WRITTEN INSTRUCTION
Copy all lines of the listing that include the string "Федерации".
━━━━━━━━━━━━━━━━
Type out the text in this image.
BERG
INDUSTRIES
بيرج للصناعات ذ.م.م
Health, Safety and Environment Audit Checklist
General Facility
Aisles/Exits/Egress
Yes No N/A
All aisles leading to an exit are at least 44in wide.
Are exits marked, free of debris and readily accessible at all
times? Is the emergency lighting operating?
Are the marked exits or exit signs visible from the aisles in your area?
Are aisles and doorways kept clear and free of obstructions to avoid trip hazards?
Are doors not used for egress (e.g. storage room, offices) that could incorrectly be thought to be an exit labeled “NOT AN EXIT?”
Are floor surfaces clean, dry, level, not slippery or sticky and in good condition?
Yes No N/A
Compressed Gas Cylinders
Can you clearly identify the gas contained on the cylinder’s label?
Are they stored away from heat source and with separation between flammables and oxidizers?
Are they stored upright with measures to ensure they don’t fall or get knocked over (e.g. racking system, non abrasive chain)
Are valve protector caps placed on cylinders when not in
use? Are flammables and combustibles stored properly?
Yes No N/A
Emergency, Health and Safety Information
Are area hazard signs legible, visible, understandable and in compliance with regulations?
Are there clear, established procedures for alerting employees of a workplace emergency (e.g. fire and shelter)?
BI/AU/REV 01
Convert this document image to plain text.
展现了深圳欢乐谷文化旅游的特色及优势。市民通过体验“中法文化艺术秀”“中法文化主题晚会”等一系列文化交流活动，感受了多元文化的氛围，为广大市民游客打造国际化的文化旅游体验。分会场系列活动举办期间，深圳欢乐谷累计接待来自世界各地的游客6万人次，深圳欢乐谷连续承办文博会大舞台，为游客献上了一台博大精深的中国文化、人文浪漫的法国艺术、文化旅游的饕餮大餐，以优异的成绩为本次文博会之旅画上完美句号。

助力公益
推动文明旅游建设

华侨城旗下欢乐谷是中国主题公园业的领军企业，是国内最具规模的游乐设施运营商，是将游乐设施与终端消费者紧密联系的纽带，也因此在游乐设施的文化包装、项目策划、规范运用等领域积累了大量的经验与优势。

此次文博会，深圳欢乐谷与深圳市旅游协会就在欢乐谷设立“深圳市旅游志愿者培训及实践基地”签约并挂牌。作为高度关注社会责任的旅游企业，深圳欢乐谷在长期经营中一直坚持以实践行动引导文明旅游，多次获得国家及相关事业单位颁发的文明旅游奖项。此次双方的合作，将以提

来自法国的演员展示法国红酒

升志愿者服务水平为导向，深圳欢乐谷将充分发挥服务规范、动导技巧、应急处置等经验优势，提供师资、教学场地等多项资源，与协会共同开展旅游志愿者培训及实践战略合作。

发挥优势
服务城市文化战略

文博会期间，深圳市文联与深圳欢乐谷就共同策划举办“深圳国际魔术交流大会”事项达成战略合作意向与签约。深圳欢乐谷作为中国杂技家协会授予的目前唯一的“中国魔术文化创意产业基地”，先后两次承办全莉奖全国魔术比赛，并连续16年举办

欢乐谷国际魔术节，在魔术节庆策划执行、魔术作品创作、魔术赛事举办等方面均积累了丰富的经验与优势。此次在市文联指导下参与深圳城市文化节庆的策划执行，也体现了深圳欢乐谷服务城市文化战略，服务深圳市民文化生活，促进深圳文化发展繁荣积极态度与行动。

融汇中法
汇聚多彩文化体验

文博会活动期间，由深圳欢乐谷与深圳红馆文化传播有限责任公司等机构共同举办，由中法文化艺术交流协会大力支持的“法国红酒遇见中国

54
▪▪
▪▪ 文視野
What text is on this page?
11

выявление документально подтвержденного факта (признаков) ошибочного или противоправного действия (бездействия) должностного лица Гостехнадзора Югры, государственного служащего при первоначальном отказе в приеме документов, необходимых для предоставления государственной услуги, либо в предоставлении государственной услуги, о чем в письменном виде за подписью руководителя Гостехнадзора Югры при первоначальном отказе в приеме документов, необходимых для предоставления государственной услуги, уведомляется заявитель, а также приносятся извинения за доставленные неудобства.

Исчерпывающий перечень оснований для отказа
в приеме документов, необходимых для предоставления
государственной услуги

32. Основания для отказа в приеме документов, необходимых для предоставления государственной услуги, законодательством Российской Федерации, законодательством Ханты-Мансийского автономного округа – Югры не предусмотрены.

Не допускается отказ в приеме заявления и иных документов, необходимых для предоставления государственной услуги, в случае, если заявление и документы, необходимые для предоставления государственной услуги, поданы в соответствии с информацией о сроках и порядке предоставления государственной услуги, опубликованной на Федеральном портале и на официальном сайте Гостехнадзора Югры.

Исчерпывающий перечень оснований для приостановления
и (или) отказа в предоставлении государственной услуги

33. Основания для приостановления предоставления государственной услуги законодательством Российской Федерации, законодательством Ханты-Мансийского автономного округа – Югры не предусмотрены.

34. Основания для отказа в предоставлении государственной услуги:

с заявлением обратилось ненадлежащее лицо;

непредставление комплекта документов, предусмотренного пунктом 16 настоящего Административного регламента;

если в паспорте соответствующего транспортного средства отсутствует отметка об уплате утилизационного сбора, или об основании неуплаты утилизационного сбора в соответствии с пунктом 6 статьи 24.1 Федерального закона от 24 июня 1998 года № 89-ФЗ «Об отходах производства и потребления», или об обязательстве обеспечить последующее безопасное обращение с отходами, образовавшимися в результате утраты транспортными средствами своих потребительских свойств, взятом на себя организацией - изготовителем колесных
━━━━━━━━━━━━━━━━
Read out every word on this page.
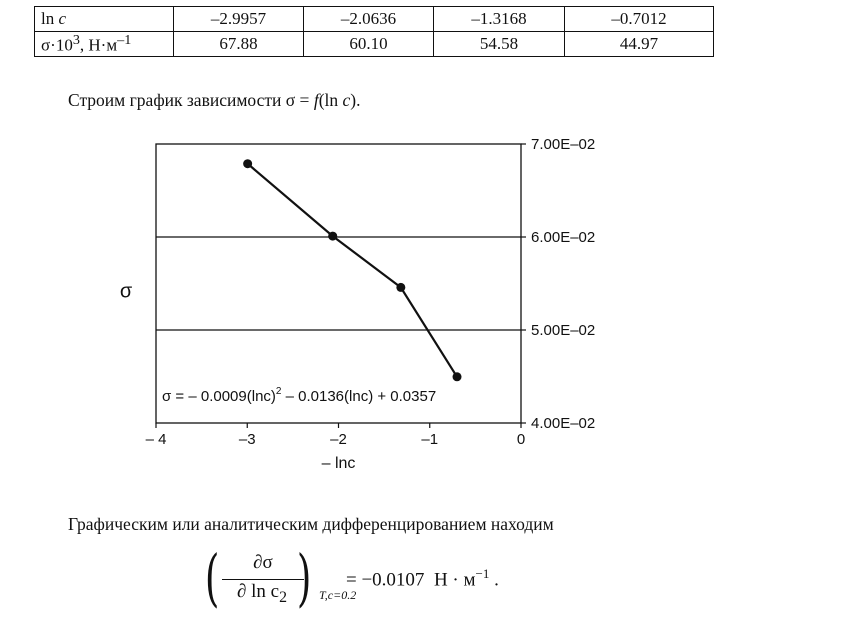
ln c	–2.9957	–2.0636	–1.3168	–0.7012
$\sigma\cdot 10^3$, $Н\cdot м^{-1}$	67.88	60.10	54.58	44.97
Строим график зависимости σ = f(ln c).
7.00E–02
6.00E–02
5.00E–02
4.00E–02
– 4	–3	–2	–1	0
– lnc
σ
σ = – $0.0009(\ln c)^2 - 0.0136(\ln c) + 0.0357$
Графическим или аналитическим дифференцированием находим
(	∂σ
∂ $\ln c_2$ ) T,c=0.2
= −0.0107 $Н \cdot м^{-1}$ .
━━━━━━━━━━━━━━━━
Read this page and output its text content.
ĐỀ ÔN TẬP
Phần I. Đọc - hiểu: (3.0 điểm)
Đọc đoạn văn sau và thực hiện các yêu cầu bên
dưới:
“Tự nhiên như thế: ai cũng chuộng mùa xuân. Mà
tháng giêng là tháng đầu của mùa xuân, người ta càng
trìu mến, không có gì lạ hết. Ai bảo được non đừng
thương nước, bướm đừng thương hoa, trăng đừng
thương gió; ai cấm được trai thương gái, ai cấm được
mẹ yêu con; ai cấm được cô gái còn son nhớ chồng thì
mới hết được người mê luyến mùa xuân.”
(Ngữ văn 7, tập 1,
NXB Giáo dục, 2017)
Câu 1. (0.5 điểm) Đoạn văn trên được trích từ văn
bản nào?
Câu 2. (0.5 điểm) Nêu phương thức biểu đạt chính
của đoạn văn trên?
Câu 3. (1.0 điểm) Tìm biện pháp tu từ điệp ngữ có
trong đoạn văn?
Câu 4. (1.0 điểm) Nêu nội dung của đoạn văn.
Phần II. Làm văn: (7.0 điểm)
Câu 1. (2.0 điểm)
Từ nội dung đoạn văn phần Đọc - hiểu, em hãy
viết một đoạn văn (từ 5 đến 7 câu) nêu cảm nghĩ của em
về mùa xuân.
━━━━━━━━━━━━━━━━
EXERCISE SOLUTION
32. Основания для отказа в приеме документов, необходимых для предоставления государственной услуги, законодательством Российской Федерации, законодательством Ханты-Мансийского автономного округа – Югры не предусмотрены.
33. Основания для приостановления предоставления государственной услуги законодательством Российской Федерации, законодательством Ханты-Мансийского автономного округа – Югры не предусмотрены.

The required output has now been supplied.